**EXERCISE REQUIREMENTS**
Read the lines below. Copy out any that hold the string "replace".
-- START --
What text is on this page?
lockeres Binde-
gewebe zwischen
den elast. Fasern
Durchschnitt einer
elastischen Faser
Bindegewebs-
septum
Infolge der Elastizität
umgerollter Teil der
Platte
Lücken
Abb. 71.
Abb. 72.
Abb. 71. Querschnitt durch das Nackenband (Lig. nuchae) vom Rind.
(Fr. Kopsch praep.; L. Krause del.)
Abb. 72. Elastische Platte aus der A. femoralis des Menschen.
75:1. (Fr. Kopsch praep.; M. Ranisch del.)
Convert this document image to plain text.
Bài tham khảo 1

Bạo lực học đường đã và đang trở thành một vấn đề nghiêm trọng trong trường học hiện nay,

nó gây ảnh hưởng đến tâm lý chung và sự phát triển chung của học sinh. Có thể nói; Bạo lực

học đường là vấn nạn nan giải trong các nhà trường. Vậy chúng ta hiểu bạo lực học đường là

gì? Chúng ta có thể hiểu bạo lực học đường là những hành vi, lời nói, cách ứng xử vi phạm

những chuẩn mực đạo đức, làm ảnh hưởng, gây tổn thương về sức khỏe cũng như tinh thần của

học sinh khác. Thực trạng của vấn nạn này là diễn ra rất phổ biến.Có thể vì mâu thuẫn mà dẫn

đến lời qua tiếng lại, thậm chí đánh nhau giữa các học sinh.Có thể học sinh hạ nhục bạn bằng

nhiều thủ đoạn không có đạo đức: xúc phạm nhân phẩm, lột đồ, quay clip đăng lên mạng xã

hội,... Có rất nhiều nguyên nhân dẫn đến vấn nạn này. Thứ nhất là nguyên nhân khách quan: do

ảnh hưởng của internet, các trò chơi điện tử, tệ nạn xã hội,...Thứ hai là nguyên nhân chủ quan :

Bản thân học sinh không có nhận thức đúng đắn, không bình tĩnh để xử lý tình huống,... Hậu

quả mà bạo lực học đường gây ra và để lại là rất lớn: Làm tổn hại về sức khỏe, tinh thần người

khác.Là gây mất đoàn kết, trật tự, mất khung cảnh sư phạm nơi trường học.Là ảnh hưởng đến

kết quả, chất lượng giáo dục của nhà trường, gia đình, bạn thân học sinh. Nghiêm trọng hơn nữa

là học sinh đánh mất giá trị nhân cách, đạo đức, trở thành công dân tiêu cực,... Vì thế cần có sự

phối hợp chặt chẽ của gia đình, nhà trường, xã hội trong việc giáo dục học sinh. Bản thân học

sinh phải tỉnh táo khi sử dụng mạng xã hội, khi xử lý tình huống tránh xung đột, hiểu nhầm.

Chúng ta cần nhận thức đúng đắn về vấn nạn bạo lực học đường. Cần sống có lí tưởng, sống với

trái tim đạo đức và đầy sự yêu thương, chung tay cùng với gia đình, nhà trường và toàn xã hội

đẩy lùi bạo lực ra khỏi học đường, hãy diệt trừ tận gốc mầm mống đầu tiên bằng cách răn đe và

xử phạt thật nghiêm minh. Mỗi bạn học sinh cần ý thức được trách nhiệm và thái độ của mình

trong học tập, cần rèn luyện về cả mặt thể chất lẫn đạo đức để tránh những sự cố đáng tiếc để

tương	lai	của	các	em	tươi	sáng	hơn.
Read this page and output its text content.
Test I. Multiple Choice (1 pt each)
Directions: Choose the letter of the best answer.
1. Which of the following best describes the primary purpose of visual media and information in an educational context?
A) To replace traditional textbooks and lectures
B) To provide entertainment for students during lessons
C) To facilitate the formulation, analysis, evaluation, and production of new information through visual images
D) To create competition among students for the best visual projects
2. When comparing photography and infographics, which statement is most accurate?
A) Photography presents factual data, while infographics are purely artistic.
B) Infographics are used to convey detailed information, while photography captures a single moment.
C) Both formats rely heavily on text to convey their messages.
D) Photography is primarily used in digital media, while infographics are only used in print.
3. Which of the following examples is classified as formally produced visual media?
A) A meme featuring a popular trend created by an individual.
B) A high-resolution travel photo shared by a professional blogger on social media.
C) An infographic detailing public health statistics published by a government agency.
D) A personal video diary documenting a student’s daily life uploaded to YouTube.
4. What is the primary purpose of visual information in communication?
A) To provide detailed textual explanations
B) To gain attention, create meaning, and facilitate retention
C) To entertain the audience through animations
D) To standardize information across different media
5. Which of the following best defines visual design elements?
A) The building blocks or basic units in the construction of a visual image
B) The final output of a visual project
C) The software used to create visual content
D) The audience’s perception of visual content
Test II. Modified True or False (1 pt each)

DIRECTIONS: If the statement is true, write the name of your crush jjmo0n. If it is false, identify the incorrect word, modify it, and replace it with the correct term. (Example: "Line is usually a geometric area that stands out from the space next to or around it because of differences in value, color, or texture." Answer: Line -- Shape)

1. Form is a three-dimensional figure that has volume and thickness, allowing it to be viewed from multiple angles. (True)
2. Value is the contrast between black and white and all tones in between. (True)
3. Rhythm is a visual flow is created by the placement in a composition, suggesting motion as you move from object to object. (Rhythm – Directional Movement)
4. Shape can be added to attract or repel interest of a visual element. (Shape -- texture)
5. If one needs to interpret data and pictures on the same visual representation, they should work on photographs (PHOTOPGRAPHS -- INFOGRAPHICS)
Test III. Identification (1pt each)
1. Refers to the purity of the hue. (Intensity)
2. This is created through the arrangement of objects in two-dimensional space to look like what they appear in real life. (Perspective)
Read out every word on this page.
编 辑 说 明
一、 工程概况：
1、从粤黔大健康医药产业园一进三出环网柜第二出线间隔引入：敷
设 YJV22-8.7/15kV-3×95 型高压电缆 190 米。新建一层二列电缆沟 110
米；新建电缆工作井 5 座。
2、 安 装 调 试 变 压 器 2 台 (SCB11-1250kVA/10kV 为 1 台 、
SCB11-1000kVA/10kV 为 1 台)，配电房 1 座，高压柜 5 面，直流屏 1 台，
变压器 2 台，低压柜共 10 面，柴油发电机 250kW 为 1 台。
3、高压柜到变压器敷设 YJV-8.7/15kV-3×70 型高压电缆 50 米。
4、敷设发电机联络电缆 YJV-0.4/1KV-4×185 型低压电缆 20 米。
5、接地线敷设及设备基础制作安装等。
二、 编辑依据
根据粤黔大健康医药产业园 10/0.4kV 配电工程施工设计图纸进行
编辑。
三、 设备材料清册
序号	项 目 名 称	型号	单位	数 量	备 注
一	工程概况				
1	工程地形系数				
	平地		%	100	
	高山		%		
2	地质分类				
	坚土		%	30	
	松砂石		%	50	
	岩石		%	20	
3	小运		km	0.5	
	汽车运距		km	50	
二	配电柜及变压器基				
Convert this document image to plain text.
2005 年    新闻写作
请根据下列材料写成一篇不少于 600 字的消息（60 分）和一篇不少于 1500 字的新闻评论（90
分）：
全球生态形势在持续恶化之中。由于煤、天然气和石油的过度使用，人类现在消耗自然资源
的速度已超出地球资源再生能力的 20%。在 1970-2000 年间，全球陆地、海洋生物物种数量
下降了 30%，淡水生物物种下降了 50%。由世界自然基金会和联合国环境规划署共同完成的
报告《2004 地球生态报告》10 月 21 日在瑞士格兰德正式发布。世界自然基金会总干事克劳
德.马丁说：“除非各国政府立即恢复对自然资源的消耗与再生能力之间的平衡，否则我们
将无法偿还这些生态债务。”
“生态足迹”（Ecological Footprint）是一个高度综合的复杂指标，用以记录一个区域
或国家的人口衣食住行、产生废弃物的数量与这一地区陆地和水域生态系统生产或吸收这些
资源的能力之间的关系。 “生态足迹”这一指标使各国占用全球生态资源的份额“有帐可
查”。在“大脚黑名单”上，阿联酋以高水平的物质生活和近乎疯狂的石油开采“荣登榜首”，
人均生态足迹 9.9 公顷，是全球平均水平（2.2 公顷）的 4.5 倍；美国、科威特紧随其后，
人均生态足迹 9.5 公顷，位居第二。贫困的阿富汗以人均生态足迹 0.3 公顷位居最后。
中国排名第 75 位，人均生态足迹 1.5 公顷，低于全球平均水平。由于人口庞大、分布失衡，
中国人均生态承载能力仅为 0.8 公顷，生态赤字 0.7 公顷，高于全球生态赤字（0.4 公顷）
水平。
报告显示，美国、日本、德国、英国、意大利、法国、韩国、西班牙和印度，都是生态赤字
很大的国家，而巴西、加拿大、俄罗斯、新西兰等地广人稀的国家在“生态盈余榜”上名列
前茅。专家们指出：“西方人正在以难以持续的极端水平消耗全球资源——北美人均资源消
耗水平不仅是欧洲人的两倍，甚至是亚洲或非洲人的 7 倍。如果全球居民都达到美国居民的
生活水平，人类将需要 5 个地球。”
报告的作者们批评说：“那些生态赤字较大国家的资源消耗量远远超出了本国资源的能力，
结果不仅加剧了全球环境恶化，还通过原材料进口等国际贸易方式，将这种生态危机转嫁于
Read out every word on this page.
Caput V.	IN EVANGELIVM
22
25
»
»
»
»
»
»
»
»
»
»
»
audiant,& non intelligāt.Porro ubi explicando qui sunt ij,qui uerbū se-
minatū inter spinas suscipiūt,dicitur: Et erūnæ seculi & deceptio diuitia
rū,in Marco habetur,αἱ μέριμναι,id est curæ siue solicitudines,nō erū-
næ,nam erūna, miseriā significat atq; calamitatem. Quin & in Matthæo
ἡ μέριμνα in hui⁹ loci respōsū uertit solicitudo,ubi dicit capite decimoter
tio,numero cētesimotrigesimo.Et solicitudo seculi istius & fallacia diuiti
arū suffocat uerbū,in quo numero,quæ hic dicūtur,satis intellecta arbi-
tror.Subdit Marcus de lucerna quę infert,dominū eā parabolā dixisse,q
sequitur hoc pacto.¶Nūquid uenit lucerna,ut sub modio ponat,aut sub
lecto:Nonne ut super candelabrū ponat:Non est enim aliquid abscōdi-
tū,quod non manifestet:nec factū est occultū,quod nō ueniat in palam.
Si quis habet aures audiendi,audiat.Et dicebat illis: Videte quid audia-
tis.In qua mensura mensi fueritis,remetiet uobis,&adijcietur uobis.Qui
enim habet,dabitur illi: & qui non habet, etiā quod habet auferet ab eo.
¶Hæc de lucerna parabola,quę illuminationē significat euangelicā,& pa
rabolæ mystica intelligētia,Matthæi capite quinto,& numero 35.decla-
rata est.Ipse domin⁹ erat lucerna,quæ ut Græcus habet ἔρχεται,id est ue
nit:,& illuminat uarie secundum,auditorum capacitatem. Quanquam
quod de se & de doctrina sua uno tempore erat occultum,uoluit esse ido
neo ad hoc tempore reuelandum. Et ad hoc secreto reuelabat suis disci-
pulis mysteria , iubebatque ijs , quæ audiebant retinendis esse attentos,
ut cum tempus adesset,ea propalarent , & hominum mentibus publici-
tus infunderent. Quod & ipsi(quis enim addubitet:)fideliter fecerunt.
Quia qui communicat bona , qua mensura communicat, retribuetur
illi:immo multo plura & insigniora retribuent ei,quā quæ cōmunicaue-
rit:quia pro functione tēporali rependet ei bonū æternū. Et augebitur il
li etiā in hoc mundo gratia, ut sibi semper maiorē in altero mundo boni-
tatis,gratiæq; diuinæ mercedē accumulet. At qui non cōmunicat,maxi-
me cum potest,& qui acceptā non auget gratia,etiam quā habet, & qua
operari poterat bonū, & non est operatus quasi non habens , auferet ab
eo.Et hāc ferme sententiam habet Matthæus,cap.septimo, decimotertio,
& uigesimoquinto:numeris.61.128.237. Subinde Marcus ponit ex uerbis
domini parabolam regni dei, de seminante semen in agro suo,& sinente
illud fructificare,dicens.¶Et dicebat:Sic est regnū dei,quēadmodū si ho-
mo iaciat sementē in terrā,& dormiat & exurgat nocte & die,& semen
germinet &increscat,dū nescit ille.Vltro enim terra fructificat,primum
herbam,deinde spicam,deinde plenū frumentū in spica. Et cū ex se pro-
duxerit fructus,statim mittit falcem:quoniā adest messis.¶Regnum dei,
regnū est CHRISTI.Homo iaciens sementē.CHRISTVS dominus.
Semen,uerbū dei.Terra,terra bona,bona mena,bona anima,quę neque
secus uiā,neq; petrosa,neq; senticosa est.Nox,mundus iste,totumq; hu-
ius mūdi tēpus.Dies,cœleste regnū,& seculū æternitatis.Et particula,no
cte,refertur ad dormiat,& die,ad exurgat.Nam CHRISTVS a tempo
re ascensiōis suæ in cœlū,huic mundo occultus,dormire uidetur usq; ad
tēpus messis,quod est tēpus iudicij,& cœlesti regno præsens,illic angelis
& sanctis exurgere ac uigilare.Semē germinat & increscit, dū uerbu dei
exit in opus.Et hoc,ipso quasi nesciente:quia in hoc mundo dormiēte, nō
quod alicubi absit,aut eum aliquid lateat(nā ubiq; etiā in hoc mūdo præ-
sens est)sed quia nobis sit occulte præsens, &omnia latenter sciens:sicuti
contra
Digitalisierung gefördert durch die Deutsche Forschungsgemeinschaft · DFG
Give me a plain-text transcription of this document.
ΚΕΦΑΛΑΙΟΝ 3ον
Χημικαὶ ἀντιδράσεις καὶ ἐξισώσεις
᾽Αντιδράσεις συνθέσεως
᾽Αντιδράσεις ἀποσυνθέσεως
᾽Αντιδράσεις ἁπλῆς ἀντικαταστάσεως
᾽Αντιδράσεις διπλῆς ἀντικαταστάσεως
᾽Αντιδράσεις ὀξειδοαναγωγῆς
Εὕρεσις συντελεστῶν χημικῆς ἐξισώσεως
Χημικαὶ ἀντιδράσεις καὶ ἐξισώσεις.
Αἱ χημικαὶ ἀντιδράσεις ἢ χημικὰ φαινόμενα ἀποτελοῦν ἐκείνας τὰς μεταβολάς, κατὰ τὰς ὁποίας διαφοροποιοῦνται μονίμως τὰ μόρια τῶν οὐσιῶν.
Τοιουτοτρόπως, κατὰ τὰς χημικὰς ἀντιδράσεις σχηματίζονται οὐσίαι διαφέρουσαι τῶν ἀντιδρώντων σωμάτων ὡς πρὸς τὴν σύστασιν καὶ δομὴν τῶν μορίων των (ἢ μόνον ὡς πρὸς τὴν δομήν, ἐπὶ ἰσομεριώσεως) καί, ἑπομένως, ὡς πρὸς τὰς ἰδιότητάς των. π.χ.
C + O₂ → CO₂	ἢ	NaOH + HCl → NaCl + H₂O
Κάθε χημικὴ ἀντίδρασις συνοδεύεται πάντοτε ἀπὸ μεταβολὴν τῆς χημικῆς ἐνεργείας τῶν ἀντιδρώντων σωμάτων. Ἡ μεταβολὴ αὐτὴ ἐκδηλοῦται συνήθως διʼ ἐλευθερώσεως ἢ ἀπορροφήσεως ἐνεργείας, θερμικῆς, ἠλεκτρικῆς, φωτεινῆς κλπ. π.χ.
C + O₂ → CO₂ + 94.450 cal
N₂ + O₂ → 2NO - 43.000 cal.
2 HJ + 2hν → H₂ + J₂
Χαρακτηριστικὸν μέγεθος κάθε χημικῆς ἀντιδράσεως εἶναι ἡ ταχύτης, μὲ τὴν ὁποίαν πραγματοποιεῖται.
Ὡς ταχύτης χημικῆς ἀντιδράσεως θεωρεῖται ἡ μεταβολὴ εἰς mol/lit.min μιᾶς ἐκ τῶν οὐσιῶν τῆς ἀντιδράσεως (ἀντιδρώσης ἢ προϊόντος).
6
-- END --
**CORRECT ANSWER**
A) To replace traditional textbooks and lectures
DIRECTIONS: If the statement is true, write the name of your crush jjmo0n. If it is false, identify the incorrect word, modify it, and replace it with the correct term. (Example: "Line is usually a geometric area that stands out from the space next to or around it because of differences in value, color, or texture." Answer: Line -- Shape)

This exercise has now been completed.